-- start Data records --

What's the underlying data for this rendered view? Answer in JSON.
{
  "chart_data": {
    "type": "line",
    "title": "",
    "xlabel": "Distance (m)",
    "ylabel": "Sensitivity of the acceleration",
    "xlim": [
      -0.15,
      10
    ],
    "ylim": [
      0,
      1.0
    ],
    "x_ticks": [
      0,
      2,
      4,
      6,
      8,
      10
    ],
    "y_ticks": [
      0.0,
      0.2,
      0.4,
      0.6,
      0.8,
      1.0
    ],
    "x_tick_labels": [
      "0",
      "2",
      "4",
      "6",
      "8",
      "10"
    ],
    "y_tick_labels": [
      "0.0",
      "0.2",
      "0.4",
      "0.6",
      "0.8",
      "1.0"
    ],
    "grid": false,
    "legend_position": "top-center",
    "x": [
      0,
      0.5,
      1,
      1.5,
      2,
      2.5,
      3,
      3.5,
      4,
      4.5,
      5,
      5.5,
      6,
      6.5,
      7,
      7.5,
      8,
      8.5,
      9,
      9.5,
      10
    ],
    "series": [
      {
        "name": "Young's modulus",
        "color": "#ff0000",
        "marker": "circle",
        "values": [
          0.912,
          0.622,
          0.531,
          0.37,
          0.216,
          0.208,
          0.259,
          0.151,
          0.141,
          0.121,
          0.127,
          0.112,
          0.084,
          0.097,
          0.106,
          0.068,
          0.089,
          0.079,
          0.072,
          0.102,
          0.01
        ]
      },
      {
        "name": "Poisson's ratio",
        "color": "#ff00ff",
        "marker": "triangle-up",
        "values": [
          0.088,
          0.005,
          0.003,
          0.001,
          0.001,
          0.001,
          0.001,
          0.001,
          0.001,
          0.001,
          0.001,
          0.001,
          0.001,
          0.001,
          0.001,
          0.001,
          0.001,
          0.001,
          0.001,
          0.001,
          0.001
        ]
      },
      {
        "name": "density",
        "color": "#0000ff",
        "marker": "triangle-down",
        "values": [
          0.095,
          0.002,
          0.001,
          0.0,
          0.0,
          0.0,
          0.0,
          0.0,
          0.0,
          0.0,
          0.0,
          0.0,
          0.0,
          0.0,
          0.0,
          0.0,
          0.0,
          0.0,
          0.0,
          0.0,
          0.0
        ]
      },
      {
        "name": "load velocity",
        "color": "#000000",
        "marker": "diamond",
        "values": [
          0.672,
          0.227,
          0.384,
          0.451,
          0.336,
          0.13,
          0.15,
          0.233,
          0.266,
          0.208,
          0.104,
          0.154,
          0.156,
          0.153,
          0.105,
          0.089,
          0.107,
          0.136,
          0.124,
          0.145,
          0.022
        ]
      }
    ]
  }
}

-- end Data records --

Given request ->
Within the data above, count the lines that contain the string "name"; the reply is the number alone.

Task response ->
4